PROBLEM
Leave out the pictures and retype exactly the lines from the line with "Extract the structured" through the end of the listing below.
----
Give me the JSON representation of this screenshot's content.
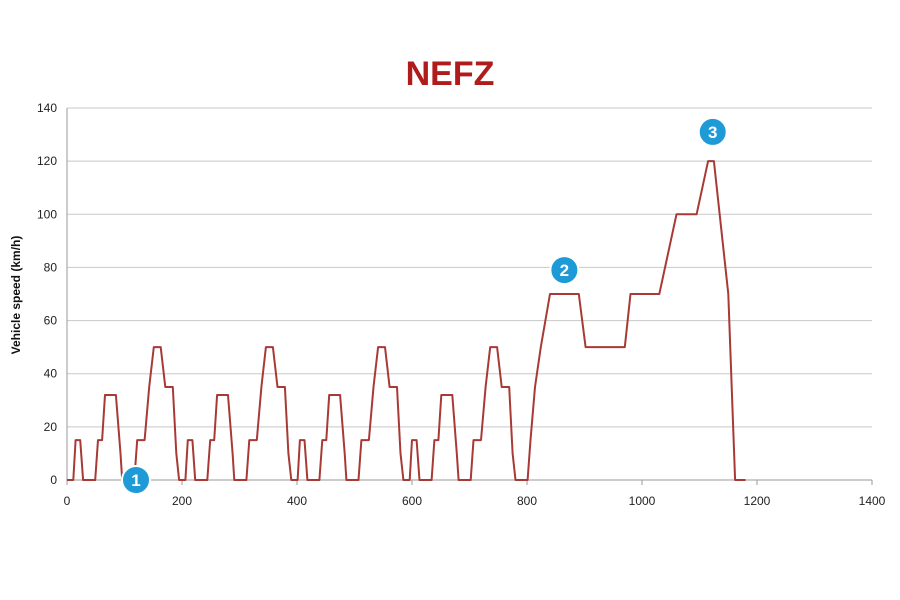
{
  "chart_data": {
    "type": "line",
    "title": "NEFZ",
    "xlabel": "",
    "ylabel": "Vehicle speed (km/h)",
    "xlim": [
      0,
      1400
    ],
    "ylim": [
      0,
      140
    ],
    "xticks": [
      0,
      200,
      400,
      600,
      800,
      1000,
      1200,
      1400
    ],
    "yticks": [
      0,
      20,
      40,
      60,
      80,
      100,
      120,
      140
    ],
    "grid": "horizontal",
    "colors": {
      "line": "#a83a36",
      "title": "#b01c1c",
      "marker": "#1e9ad6",
      "grid": "#c8c8c8"
    },
    "series": [
      {
        "values": [
          [
            0,
            0
          ],
          [
            11,
            0
          ],
          [
            15,
            15
          ],
          [
            23,
            15
          ],
          [
            28,
            0
          ],
          [
            49,
            0
          ],
          [
            54,
            15
          ],
          [
            61,
            15
          ],
          [
            66,
            32
          ],
          [
            85,
            32
          ],
          [
            93,
            10
          ],
          [
            96,
            0
          ],
          [
            117,
            0
          ],
          [
            122,
            15
          ],
          [
            135,
            15
          ],
          [
            143,
            35
          ],
          [
            151,
            50
          ],
          [
            163,
            50
          ],
          [
            171,
            35
          ],
          [
            184,
            35
          ],
          [
            190,
            10
          ],
          [
            195,
            0
          ],
          [
            206,
            0
          ],
          [
            210,
            15
          ],
          [
            218,
            15
          ],
          [
            223,
            0
          ],
          [
            244,
            0
          ],
          [
            249,
            15
          ],
          [
            256,
            15
          ],
          [
            261,
            32
          ],
          [
            280,
            32
          ],
          [
            288,
            10
          ],
          [
            291,
            0
          ],
          [
            312,
            0
          ],
          [
            317,
            15
          ],
          [
            330,
            15
          ],
          [
            338,
            35
          ],
          [
            346,
            50
          ],
          [
            358,
            50
          ],
          [
            366,
            35
          ],
          [
            379,
            35
          ],
          [
            385,
            10
          ],
          [
            390,
            0
          ],
          [
            401,
            0
          ],
          [
            405,
            15
          ],
          [
            413,
            15
          ],
          [
            418,
            0
          ],
          [
            439,
            0
          ],
          [
            444,
            15
          ],
          [
            451,
            15
          ],
          [
            456,
            32
          ],
          [
            475,
            32
          ],
          [
            483,
            10
          ],
          [
            486,
            0
          ],
          [
            507,
            0
          ],
          [
            512,
            15
          ],
          [
            525,
            15
          ],
          [
            533,
            35
          ],
          [
            541,
            50
          ],
          [
            553,
            50
          ],
          [
            561,
            35
          ],
          [
            574,
            35
          ],
          [
            580,
            10
          ],
          [
            585,
            0
          ],
          [
            596,
            0
          ],
          [
            600,
            15
          ],
          [
            608,
            15
          ],
          [
            613,
            0
          ],
          [
            634,
            0
          ],
          [
            639,
            15
          ],
          [
            646,
            15
          ],
          [
            651,
            32
          ],
          [
            670,
            32
          ],
          [
            678,
            10
          ],
          [
            681,
            0
          ],
          [
            702,
            0
          ],
          [
            707,
            15
          ],
          [
            720,
            15
          ],
          [
            728,
            35
          ],
          [
            736,
            50
          ],
          [
            748,
            50
          ],
          [
            756,
            35
          ],
          [
            769,
            35
          ],
          [
            775,
            10
          ],
          [
            780,
            0
          ],
          [
            801,
            0
          ],
          [
            806,
            15
          ],
          [
            814,
            35
          ],
          [
            824,
            50
          ],
          [
            840,
            70
          ],
          [
            890,
            70
          ],
          [
            902,
            50
          ],
          [
            970,
            50
          ],
          [
            980,
            70
          ],
          [
            1030,
            70
          ],
          [
            1060,
            100
          ],
          [
            1095,
            100
          ],
          [
            1115,
            120
          ],
          [
            1125,
            120
          ],
          [
            1150,
            70
          ],
          [
            1162,
            0
          ],
          [
            1180,
            0
          ]
        ]
      }
    ],
    "annotations": [
      {
        "label": "1",
        "x": 120,
        "y": 0
      },
      {
        "label": "2",
        "x": 865,
        "y": 79
      },
      {
        "label": "3",
        "x": 1123,
        "y": 131
      }
    ]
  }
}
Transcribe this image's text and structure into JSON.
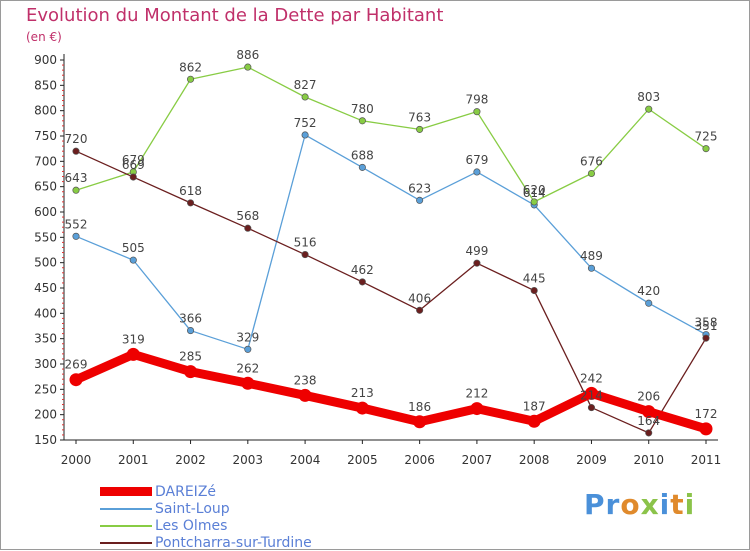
{
  "header": {
    "title": "Evolution du Montant de la Dette par Habitant",
    "unit": "(en €)"
  },
  "logo": {
    "text": "Proxiti"
  },
  "chart_data": {
    "type": "line",
    "title": "Evolution du Montant de la Dette par Habitant",
    "subtitle": "(en €)",
    "xlabel": "",
    "ylabel": "",
    "x": [
      "2000",
      "2001",
      "2002",
      "2003",
      "2004",
      "2005",
      "2006",
      "2007",
      "2008",
      "2009",
      "2010",
      "2011"
    ],
    "ylim": [
      150,
      900
    ],
    "yticks": [
      150,
      200,
      250,
      300,
      350,
      400,
      450,
      500,
      550,
      600,
      650,
      700,
      750,
      800,
      850,
      900
    ],
    "grid": false,
    "legend_position": "bottom-left",
    "series": [
      {
        "name": "DAREIZé",
        "color": "#ee0000",
        "values": [
          269,
          319,
          285,
          262,
          238,
          213,
          186,
          212,
          187,
          242,
          206,
          172
        ]
      },
      {
        "name": "Saint-Loup",
        "color": "#5a9fd8",
        "values": [
          552,
          505,
          366,
          329,
          752,
          688,
          623,
          679,
          614,
          489,
          420,
          358
        ]
      },
      {
        "name": "Les Olmes",
        "color": "#88cc44",
        "values": [
          643,
          679,
          862,
          886,
          827,
          780,
          763,
          798,
          620,
          676,
          803,
          725
        ]
      },
      {
        "name": "Pontcharra-sur-Turdine",
        "color": "#6b1f1f",
        "values": [
          720,
          669,
          618,
          568,
          516,
          462,
          406,
          499,
          445,
          214,
          164,
          351
        ]
      }
    ]
  }
}
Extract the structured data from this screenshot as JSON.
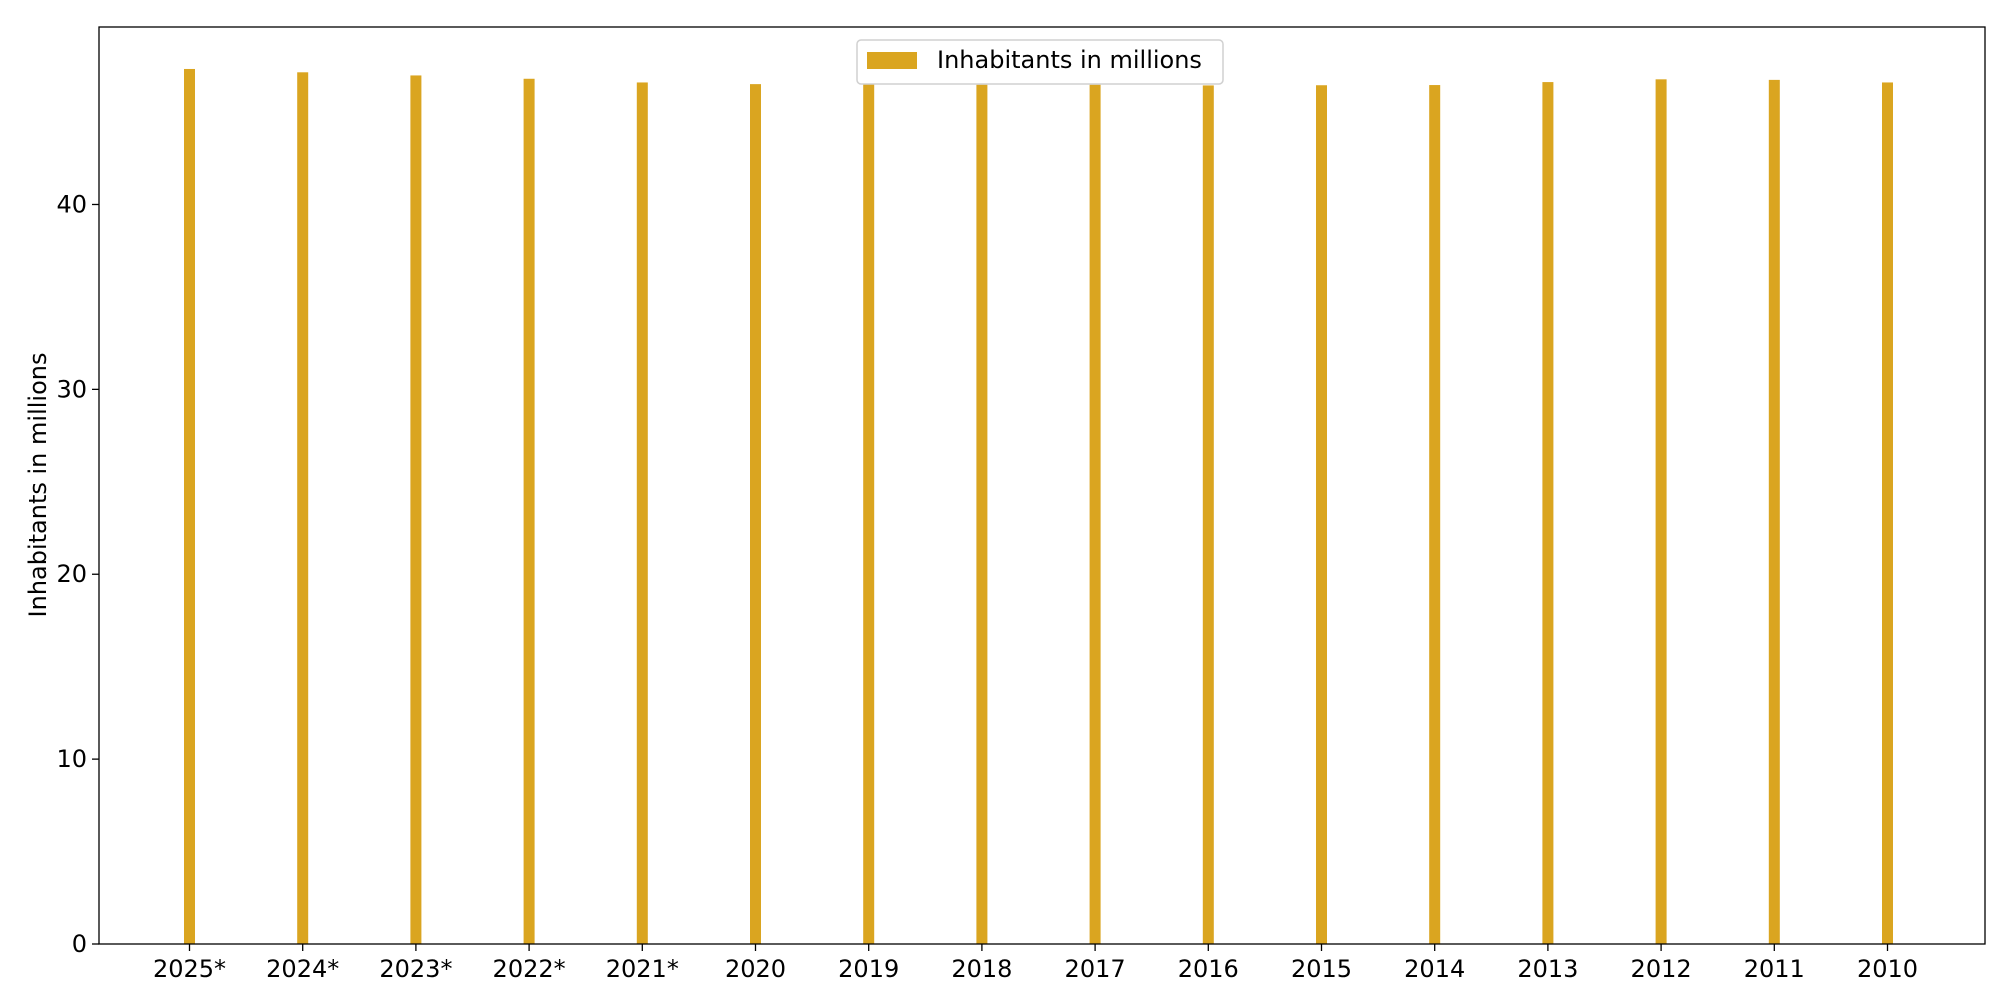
{
  "chart_data": {
    "type": "bar",
    "categories": [
      "2025*",
      "2024*",
      "2023*",
      "2022*",
      "2021*",
      "2020",
      "2019",
      "2018",
      "2017",
      "2016",
      "2015",
      "2014",
      "2013",
      "2012",
      "2011",
      "2010"
    ],
    "series": [
      {
        "name": "Inhabitants in millions",
        "values": [
          47.33,
          47.15,
          46.98,
          46.8,
          46.6,
          46.51,
          46.51,
          46.48,
          46.48,
          46.44,
          46.45,
          46.46,
          46.62,
          46.77,
          46.74,
          46.6
        ],
        "color": "#DAA520"
      }
    ],
    "title": "",
    "xlabel": "",
    "ylabel": "Inhabitants in millions",
    "ylim": [
      0,
      49.6
    ],
    "yticks": [
      0,
      10,
      20,
      30,
      40
    ],
    "grid": false,
    "legend_position": "top-center"
  }
}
----
ANSWER TO THE TASK
Extract the structured data from this screenshot as JSON.
{
  "chart_data": {
    "type": "bar",
    "categories": [
      "2025*",
      "2024*",
      "2023*",
      "2022*",
      "2021*",
      "2020",
      "2019",
      "2018",
      "2017",
      "2016",
      "2015",
      "2014",
      "2013",
      "2012",
      "2011",
      "2010"
    ],
    "series": [
      {
        "name": "Inhabitants in millions",
        "values": [
          47.33,
          47.15,
          46.98,
          46.8,
          46.6,
          46.51,
          46.51,
          46.48,
          46.48,
          46.44,
          46.45,
          46.46,
          46.62,
          46.77,
          46.74,
          46.6
        ],
        "color": "#DAA520"
      }
    ],
    "title": "",
    "xlabel": "",
    "ylabel": "Inhabitants in millions",
    "ylim": [
      0,
      49.6
    ],
    "yticks": [
      0,
      10,
      20,
      30,
      40
    ],
    "grid": false,
    "legend_position": "top-center"
  }
}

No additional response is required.